(Labeled box records)
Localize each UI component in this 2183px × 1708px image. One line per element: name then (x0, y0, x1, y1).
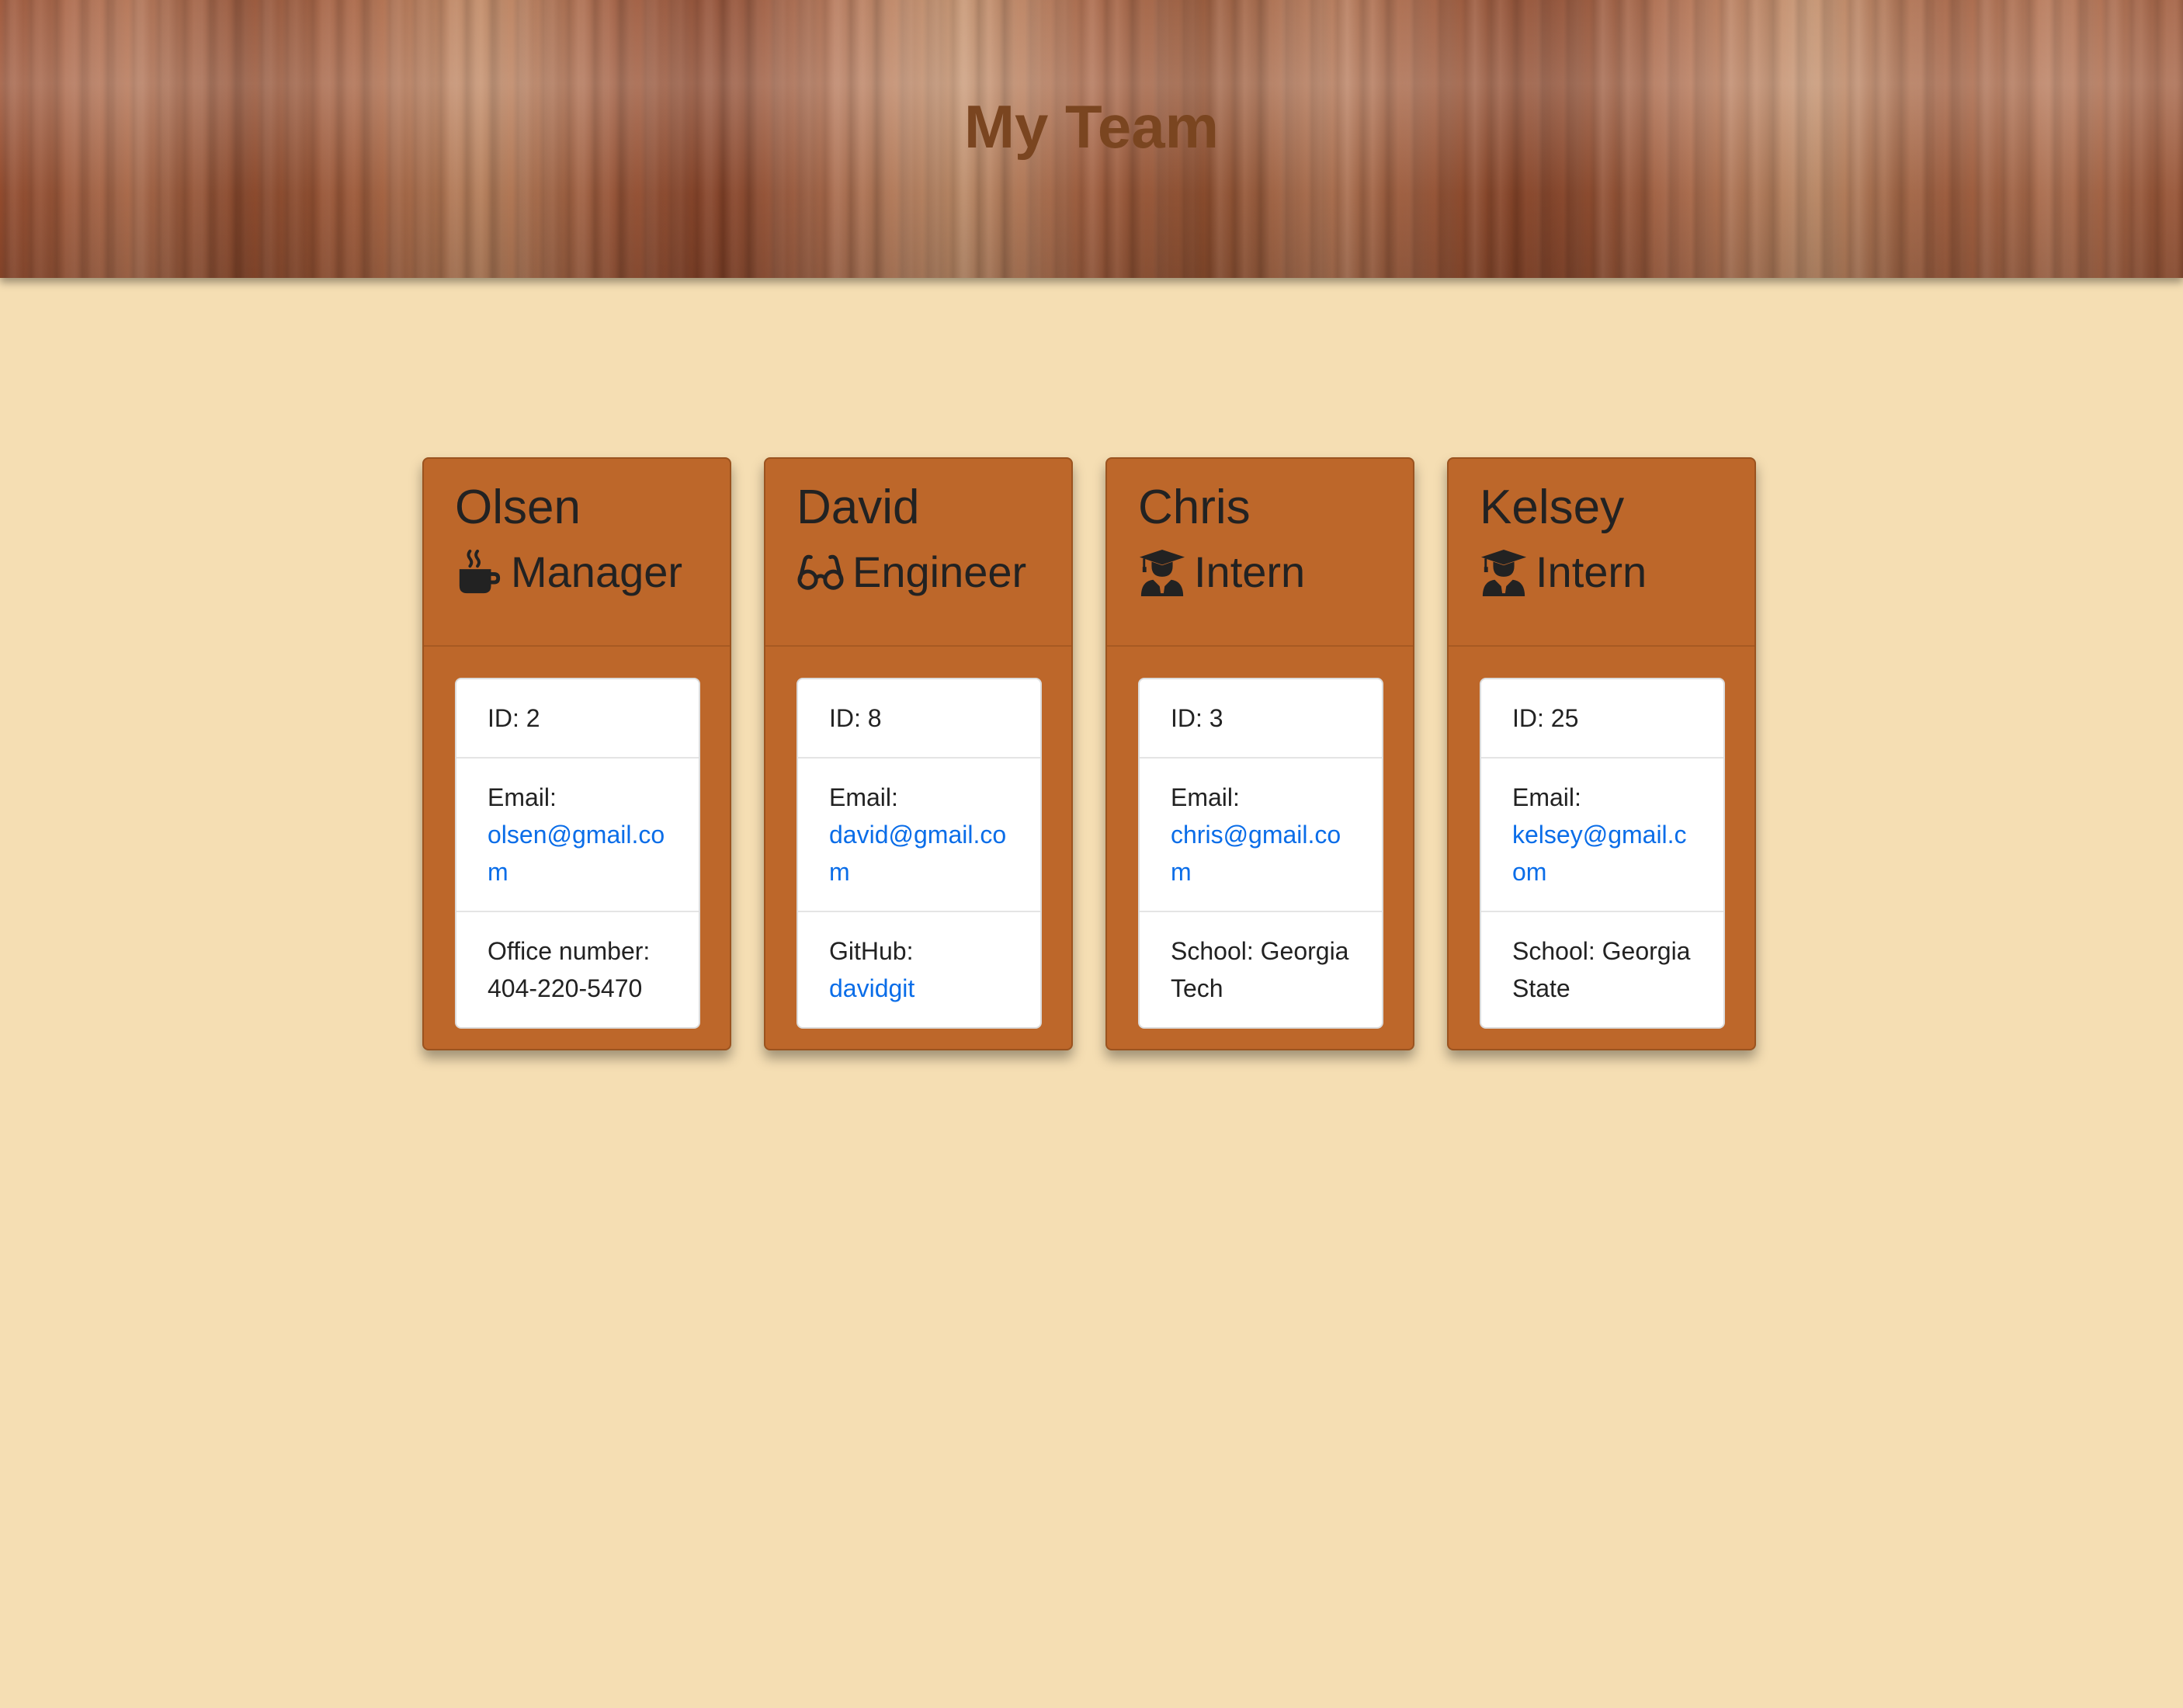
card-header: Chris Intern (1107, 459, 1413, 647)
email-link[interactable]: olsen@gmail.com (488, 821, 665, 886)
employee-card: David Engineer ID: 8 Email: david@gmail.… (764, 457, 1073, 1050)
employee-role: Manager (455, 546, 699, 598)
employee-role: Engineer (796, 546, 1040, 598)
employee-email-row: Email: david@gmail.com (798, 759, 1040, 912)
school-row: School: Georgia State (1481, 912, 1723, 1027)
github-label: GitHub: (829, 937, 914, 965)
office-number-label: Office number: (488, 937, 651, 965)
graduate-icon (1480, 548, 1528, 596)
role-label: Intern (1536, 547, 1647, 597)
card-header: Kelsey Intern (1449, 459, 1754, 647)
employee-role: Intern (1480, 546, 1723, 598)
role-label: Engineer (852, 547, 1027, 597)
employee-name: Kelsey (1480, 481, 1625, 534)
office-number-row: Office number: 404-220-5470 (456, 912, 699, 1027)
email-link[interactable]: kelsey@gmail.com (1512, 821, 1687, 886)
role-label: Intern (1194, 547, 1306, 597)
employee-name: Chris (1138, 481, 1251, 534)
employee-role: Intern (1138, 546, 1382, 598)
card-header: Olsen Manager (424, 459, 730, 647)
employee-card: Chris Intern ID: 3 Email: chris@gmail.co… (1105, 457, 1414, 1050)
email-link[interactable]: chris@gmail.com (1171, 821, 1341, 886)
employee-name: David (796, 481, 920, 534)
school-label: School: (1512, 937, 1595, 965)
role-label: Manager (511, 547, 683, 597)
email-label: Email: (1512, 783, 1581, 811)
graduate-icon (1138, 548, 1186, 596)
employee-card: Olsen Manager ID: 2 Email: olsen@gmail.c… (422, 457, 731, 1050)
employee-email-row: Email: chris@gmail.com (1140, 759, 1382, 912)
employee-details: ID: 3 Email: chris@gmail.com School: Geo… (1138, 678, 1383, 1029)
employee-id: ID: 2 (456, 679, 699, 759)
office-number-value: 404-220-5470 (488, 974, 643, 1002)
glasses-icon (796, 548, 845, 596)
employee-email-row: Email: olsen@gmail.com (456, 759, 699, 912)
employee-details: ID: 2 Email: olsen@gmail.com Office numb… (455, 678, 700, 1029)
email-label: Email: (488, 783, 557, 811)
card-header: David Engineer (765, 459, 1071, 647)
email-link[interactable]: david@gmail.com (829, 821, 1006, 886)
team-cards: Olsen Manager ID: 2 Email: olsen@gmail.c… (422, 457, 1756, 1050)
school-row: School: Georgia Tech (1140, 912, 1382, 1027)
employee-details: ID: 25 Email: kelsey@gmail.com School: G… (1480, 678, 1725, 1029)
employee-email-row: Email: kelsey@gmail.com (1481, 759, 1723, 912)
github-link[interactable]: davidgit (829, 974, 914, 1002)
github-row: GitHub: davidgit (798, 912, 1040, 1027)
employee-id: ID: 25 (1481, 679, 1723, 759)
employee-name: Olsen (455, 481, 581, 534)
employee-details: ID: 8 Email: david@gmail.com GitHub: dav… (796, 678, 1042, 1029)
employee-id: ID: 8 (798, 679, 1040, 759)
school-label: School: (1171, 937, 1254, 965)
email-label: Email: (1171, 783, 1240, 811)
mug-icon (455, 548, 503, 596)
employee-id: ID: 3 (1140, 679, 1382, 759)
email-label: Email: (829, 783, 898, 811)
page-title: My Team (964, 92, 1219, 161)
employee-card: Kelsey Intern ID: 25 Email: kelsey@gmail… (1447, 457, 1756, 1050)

Exercise: Recast the stretch of items from the line containing "card-header: Chris Intern" through the line containing "employee-role: Intern (1138, 546, 1382, 598)" as a JSON list of strings, one string per line, leaving out blank lines.

Output of the task:
[
  "card-header: Chris Intern (1107, 459, 1413, 647)",
  "email-link[interactable]: olsen@gmail.com (488, 821, 665, 886)",
  "employee-card: David Engineer ID: 8 Email: david@gmail.… (764, 457, 1073, 1050)",
  "employee-role: Manager (455, 546, 699, 598)",
  "employee-role: Engineer (796, 546, 1040, 598)",
  "employee-email-row: Email: david@gmail.com (798, 759, 1040, 912)",
  "school-row: School: Georgia State (1481, 912, 1723, 1027)",
  "github-label: GitHub: (829, 937, 914, 965)",
  "office-number-label: Office number: (488, 937, 651, 965)",
  "graduate-icon (1480, 548, 1528, 596)",
  "role-label: Intern (1536, 547, 1647, 597)",
  "card-header: Kelsey Intern (1449, 459, 1754, 647)",
  "employee-role: Intern (1480, 546, 1723, 598)",
  "role-label: Engineer (852, 547, 1027, 597)",
  "employee-name: Kelsey (1480, 481, 1625, 534)",
  "office-number-row: Office number: 404-220-5470 (456, 912, 699, 1027)",
  "email-link[interactable]: kelsey@gmail.com (1512, 821, 1687, 886)",
  "role-label: Intern (1194, 547, 1306, 597)",
  "employee-name: Chris (1138, 481, 1251, 534)",
  "employee-role: Intern (1138, 546, 1382, 598)"
]